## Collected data
•••

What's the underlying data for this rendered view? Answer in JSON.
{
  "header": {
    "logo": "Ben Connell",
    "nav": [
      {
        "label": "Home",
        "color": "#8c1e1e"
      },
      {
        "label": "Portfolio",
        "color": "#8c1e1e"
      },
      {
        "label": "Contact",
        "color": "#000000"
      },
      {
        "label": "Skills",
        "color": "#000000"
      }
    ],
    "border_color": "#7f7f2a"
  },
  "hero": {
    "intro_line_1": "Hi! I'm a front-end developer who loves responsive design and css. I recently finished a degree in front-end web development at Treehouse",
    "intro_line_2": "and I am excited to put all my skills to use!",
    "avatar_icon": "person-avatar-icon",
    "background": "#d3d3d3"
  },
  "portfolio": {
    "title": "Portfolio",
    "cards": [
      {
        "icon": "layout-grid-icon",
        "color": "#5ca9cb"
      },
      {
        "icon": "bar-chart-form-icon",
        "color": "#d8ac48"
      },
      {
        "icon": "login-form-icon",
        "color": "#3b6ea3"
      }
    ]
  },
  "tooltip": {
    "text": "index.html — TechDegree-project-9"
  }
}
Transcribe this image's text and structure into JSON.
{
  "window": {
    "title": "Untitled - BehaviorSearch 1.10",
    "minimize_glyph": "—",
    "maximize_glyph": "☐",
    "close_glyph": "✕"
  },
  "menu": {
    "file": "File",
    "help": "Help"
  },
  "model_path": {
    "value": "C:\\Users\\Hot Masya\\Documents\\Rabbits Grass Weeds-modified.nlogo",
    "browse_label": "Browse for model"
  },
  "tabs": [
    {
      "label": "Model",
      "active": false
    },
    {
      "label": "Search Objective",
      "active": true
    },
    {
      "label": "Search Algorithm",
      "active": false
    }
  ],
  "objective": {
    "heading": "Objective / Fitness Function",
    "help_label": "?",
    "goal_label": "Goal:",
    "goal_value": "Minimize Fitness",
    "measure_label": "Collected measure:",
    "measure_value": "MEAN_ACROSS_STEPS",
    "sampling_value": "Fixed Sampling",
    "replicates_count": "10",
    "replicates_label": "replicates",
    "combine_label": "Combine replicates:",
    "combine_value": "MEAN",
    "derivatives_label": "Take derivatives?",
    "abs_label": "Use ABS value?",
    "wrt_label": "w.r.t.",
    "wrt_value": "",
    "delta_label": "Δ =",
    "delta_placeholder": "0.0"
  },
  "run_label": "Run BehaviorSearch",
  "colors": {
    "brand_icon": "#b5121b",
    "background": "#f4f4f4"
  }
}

•••

## WHAT TO WORK ON
All of the entries should be written out again exactly.

## WRITTEN RESPONSE
What's the underlying data for this rendered view? Answer in JSON.
{
  "header": {
    "logo": "Ben Connell",
    "nav": [
      {
        "label": "Home",
        "color": "#8c1e1e"
      },
      {
        "label": "Portfolio",
        "color": "#8c1e1e"
      },
      {
        "label": "Contact",
        "color": "#000000"
      },
      {
        "label": "Skills",
        "color": "#000000"
      }
    ],
    "border_color": "#7f7f2a"
  },
  "hero": {
    "intro_line_1": "Hi! I'm a front-end developer who loves responsive design and css. I recently finished a degree in front-end web development at Treehouse",
    "intro_line_2": "and I am excited to put all my skills to use!",
    "avatar_icon": "person-avatar-icon",
    "background": "#d3d3d3"
  },
  "portfolio": {
    "title": "Portfolio",
    "cards": [
      {
        "icon": "layout-grid-icon",
        "color": "#5ca9cb"
      },
      {
        "icon": "bar-chart-form-icon",
        "color": "#d8ac48"
      },
      {
        "icon": "login-form-icon",
        "color": "#3b6ea3"
      }
    ]
  },
  "tooltip": {
    "text": "index.html — TechDegree-project-9"
  }
}
Transcribe this image's text and structure into JSON.
{
  "window": {
    "title": "Untitled - BehaviorSearch 1.10",
    "minimize_glyph": "—",
    "maximize_glyph": "☐",
    "close_glyph": "✕"
  },
  "menu": {
    "file": "File",
    "help": "Help"
  },
  "model_path": {
    "value": "C:\\Users\\Hot Masya\\Documents\\Rabbits Grass Weeds-modified.nlogo",
    "browse_label": "Browse for model"
  },
  "tabs": [
    {
      "label": "Model",
      "active": false
    },
    {
      "label": "Search Objective",
      "active": true
    },
    {
      "label": "Search Algorithm",
      "active": false
    }
  ],
  "objective": {
    "heading": "Objective / Fitness Function",
    "help_label": "?",
    "goal_label": "Goal:",
    "goal_value": "Minimize Fitness",
    "measure_label": "Collected measure:",
    "measure_value": "MEAN_ACROSS_STEPS",
    "sampling_value": "Fixed Sampling",
    "replicates_count": "10",
    "replicates_label": "replicates",
    "combine_label": "Combine replicates:",
    "combine_value": "MEAN",
    "derivatives_label": "Take derivatives?",
    "abs_label": "Use ABS value?",
    "wrt_label": "w.r.t.",
    "wrt_value": "",
    "delta_label": "Δ =",
    "delta_placeholder": "0.0"
  },
  "run_label": "Run BehaviorSearch",
  "colors": {
    "brand_icon": "#b5121b",
    "background": "#f4f4f4"
  }
}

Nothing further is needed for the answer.